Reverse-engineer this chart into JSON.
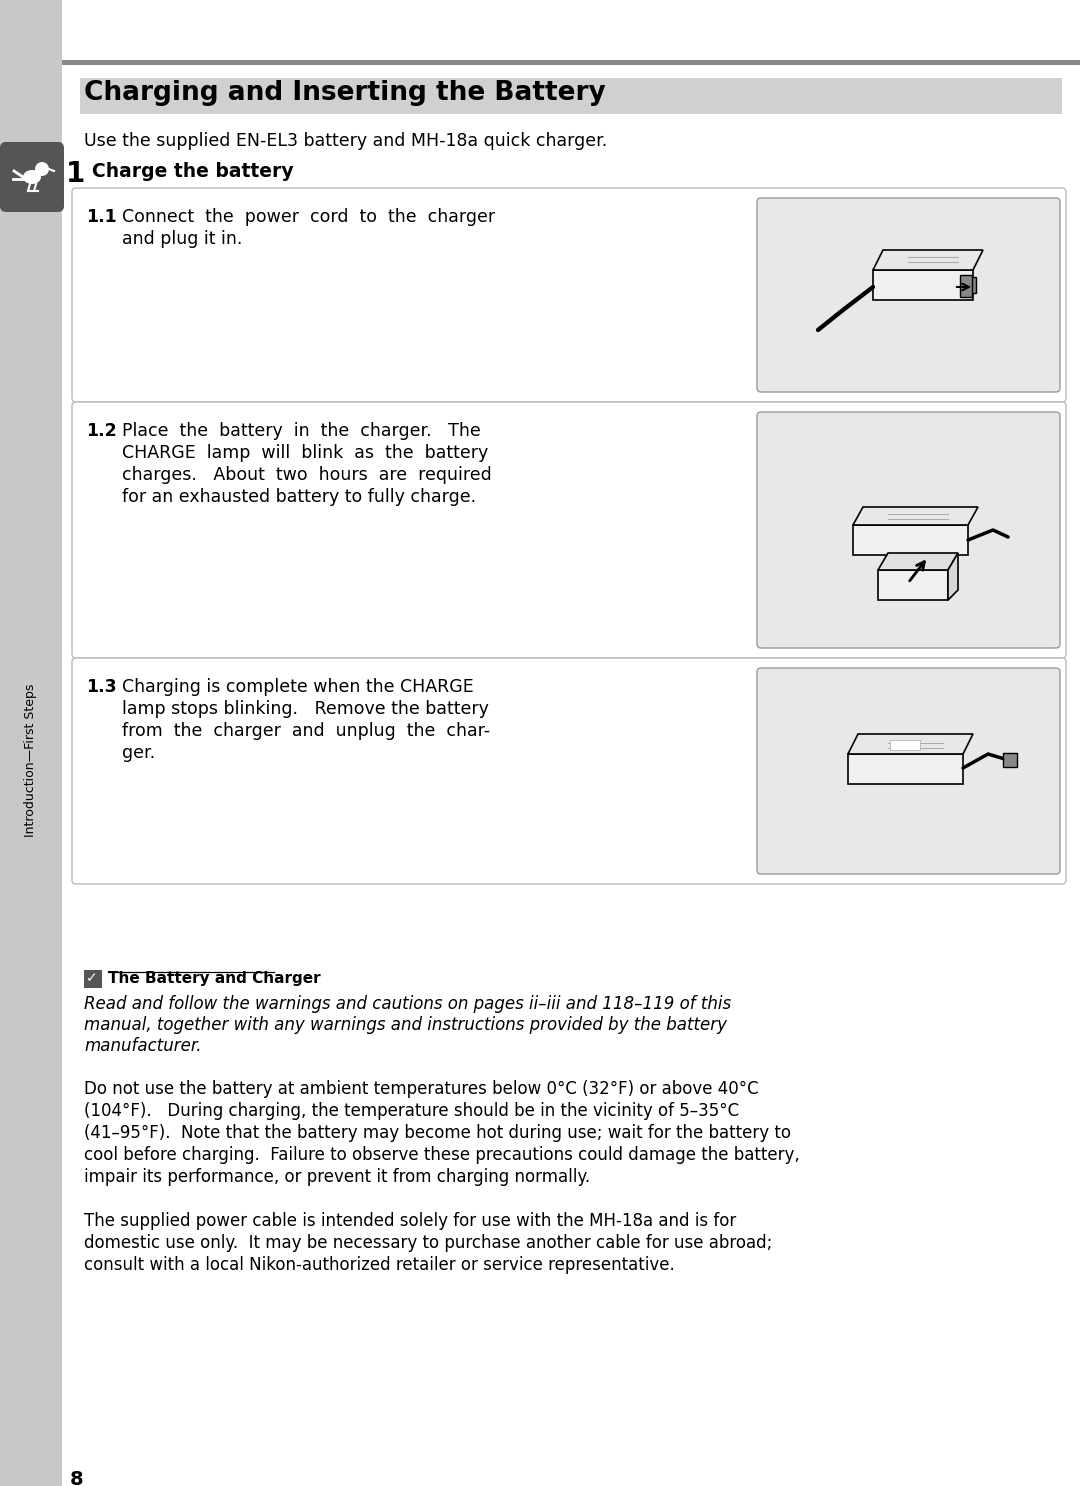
{
  "title": "Charging and Inserting the Battery",
  "subtitle": "Use the supplied EN-EL3 battery and MH-18a quick charger.",
  "step_number": "1",
  "step_title": "Charge the battery",
  "sec11_num": "1.1",
  "sec11_line1": "Connect  the  power  cord  to  the  charger",
  "sec11_line2": "and plug it in.",
  "sec12_num": "1.2",
  "sec12_line1": "Place  the  battery  in  the  charger.   The",
  "sec12_line2": "CHARGE  lamp  will  blink  as  the  battery",
  "sec12_line3": "charges.   About  two  hours  are  required",
  "sec12_line4": "for an exhausted battery to fully charge.",
  "sec13_num": "1.3",
  "sec13_line1": "Charging is complete when the CHARGE",
  "sec13_line2": "lamp stops blinking.   Remove the battery",
  "sec13_line3": "from  the  charger  and  unplug  the  char-",
  "sec13_line4": "ger.",
  "note_title": "The Battery and Charger",
  "note_italic_line1": "Read and follow the warnings and cautions on pages ii–iii and 118–119 of this",
  "note_italic_line2": "manual, together with any warnings and instructions provided by the battery",
  "note_italic_line3": "manufacturer.",
  "para1_line1": "Do not use the battery at ambient temperatures below 0°C (32°F) or above 40°C",
  "para1_line2": "(104°F).   During charging, the temperature should be in the vicinity of 5–35°C",
  "para1_line3": "(41–95°F).  Note that the battery may become hot during use; wait for the battery to",
  "para1_line4": "cool before charging.  Failure to observe these precautions could damage the battery,",
  "para1_line5": "impair its performance, or prevent it from charging normally.",
  "para2_line1": "The supplied power cable is intended solely for use with the MH-18a and is for",
  "para2_line2": "domestic use only.  It may be necessary to purchase another cable for use abroad;",
  "para2_line3": "consult with a local Nikon-authorized retailer or service representative.",
  "page_number": "8",
  "sidebar_text": "Introduction—First Steps",
  "bg_white": "#ffffff",
  "bg_page": "#f5f5f5",
  "sidebar_color": "#c8c8c8",
  "sidebar_dark": "#555555",
  "box_bg": "#e8e8e8",
  "title_highlight": "#d0d0d0",
  "rule_color": "#888888",
  "section_border": "#bbbbbb",
  "img_border": "#999999"
}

The exercise.
Copy each line exactly, and leave the pictures out of your copy.

Problem solution.
Reverse-engineer this chart into JSON.
{
  "title": "Charging and Inserting the Battery",
  "subtitle": "Use the supplied EN-EL3 battery and MH-18a quick charger.",
  "step_number": "1",
  "step_title": "Charge the battery",
  "sec11_num": "1.1",
  "sec11_line1": "Connect  the  power  cord  to  the  charger",
  "sec11_line2": "and plug it in.",
  "sec12_num": "1.2",
  "sec12_line1": "Place  the  battery  in  the  charger.   The",
  "sec12_line2": "CHARGE  lamp  will  blink  as  the  battery",
  "sec12_line3": "charges.   About  two  hours  are  required",
  "sec12_line4": "for an exhausted battery to fully charge.",
  "sec13_num": "1.3",
  "sec13_line1": "Charging is complete when the CHARGE",
  "sec13_line2": "lamp stops blinking.   Remove the battery",
  "sec13_line3": "from  the  charger  and  unplug  the  char-",
  "sec13_line4": "ger.",
  "note_title": "The Battery and Charger",
  "note_italic_line1": "Read and follow the warnings and cautions on pages ii–iii and 118–119 of this",
  "note_italic_line2": "manual, together with any warnings and instructions provided by the battery",
  "note_italic_line3": "manufacturer.",
  "para1_line1": "Do not use the battery at ambient temperatures below 0°C (32°F) or above 40°C",
  "para1_line2": "(104°F).   During charging, the temperature should be in the vicinity of 5–35°C",
  "para1_line3": "(41–95°F).  Note that the battery may become hot during use; wait for the battery to",
  "para1_line4": "cool before charging.  Failure to observe these precautions could damage the battery,",
  "para1_line5": "impair its performance, or prevent it from charging normally.",
  "para2_line1": "The supplied power cable is intended solely for use with the MH-18a and is for",
  "para2_line2": "domestic use only.  It may be necessary to purchase another cable for use abroad;",
  "para2_line3": "consult with a local Nikon-authorized retailer or service representative.",
  "page_number": "8",
  "sidebar_text": "Introduction—First Steps",
  "bg_white": "#ffffff",
  "bg_page": "#f5f5f5",
  "sidebar_color": "#c8c8c8",
  "sidebar_dark": "#555555",
  "box_bg": "#e8e8e8",
  "title_highlight": "#d0d0d0",
  "rule_color": "#888888",
  "section_border": "#bbbbbb",
  "img_border": "#999999"
}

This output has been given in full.